:: INFORMATION GIVEN ::
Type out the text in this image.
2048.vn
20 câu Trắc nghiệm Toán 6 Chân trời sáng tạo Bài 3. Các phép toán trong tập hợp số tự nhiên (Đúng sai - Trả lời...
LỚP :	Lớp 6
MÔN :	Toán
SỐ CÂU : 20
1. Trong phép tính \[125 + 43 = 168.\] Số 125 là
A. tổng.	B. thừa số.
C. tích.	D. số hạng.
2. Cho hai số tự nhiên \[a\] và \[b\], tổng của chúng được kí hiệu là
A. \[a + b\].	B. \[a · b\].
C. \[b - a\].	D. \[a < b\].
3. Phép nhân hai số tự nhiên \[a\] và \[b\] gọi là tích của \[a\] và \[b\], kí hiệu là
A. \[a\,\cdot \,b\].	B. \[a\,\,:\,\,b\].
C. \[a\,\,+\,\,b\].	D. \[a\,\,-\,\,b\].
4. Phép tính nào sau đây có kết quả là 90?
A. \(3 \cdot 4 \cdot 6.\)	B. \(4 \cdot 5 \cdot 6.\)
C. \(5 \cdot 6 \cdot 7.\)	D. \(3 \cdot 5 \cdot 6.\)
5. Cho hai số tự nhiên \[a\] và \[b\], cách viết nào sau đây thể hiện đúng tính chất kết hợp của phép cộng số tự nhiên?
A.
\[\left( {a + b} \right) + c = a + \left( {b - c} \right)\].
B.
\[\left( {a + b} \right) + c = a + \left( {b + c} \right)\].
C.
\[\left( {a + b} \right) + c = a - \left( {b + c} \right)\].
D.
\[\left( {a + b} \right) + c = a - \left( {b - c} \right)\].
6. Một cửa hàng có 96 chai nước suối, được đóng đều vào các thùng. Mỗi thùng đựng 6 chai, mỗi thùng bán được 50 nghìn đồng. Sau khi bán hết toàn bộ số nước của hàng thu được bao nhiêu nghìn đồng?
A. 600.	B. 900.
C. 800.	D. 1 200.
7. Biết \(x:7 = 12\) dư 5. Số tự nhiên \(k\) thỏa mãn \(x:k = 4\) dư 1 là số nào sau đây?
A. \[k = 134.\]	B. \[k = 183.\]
:::
» SET EXERCISE: Search the data above for the word "tổng", then gather each line in which it appears.

» COMPLETE RESPONSE:
A. tổng.	B. thừa số.
2. Cho hai số tự nhiên \[a\] và \[b\], tổng của chúng được kí hiệu là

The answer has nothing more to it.